(Task goal): In the data below, rename every "annotation-box" to "callout-box". Reproduce all lines with nothing else changed.

+ + + + + + +

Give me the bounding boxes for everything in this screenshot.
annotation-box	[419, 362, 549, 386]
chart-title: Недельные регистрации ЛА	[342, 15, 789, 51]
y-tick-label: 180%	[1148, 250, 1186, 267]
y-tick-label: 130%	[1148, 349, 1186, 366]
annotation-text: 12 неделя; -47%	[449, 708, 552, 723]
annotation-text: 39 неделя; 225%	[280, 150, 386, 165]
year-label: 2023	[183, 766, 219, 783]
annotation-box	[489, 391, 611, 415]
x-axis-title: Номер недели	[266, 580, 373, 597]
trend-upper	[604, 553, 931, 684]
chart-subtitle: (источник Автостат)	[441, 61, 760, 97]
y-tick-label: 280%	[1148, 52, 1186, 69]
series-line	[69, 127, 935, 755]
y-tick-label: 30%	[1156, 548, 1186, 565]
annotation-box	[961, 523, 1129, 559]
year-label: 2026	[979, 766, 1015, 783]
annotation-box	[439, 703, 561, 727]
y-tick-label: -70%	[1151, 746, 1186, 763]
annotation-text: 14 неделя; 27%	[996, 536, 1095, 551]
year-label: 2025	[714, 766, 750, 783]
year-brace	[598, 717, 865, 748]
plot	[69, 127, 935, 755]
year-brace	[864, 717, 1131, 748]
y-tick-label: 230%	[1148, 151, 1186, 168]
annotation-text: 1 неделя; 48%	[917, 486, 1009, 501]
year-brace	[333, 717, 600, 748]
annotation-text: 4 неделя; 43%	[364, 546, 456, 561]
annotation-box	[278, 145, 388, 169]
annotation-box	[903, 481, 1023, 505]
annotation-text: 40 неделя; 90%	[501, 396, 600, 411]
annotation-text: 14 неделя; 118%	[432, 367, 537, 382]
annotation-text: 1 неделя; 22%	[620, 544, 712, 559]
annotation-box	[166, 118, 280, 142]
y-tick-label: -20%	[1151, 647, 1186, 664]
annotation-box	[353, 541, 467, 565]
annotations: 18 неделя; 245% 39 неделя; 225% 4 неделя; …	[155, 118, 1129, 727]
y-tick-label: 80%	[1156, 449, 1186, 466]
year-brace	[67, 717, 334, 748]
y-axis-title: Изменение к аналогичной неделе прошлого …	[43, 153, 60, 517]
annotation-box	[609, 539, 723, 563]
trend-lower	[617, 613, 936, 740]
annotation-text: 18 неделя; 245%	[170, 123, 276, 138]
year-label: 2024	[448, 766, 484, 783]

+ + + + + + +

(Solution to this problem):
Give me the bounding boxes for everything in this screenshot.
callout-box	[419, 362, 549, 386]
chart-title: Недельные регистрации ЛА	[342, 15, 789, 51]
y-tick-label: 180%	[1148, 250, 1186, 267]
y-tick-label: 130%	[1148, 349, 1186, 366]
annotation-text: 12 неделя; -47%	[449, 708, 552, 723]
annotation-text: 39 неделя; 225%	[280, 150, 386, 165]
year-label: 2023	[183, 766, 219, 783]
callout-box	[489, 391, 611, 415]
x-axis-title: Номер недели	[266, 580, 373, 597]
trend-upper	[604, 553, 931, 684]
chart-subtitle: (источник Автостат)	[441, 61, 760, 97]
y-tick-label: 280%	[1148, 52, 1186, 69]
series-line	[69, 127, 935, 755]
y-tick-label: 30%	[1156, 548, 1186, 565]
callout-box	[961, 523, 1129, 559]
year-label: 2026	[979, 766, 1015, 783]
callout-box	[439, 703, 561, 727]
y-tick-label: -70%	[1151, 746, 1186, 763]
annotation-text: 14 неделя; 27%	[996, 536, 1095, 551]
year-label: 2025	[714, 766, 750, 783]
year-brace	[598, 717, 865, 748]
plot	[69, 127, 935, 755]
year-brace	[864, 717, 1131, 748]
y-tick-label: 230%	[1148, 151, 1186, 168]
annotation-text: 1 неделя; 48%	[917, 486, 1009, 501]
year-brace	[333, 717, 600, 748]
annotation-text: 4 неделя; 43%	[364, 546, 456, 561]
callout-box	[278, 145, 388, 169]
callout-box	[903, 481, 1023, 505]
annotation-text: 40 неделя; 90%	[501, 396, 600, 411]
annotation-text: 14 неделя; 118%	[432, 367, 537, 382]
annotation-text: 1 неделя; 22%	[620, 544, 712, 559]
callout-box	[166, 118, 280, 142]
y-tick-label: -20%	[1151, 647, 1186, 664]
callout-box	[353, 541, 467, 565]
annotations: 18 неделя; 245% 39 неделя; 225% 4 неделя; …	[155, 118, 1129, 727]
y-tick-label: 80%	[1156, 449, 1186, 466]
year-brace	[67, 717, 334, 748]
y-axis-title: Изменение к аналогичной неделе прошлого …	[43, 153, 60, 517]
callout-box	[609, 539, 723, 563]
trend-lower	[617, 613, 936, 740]
annotation-text: 18 неделя; 245%	[170, 123, 276, 138]
year-label: 2024	[448, 766, 484, 783]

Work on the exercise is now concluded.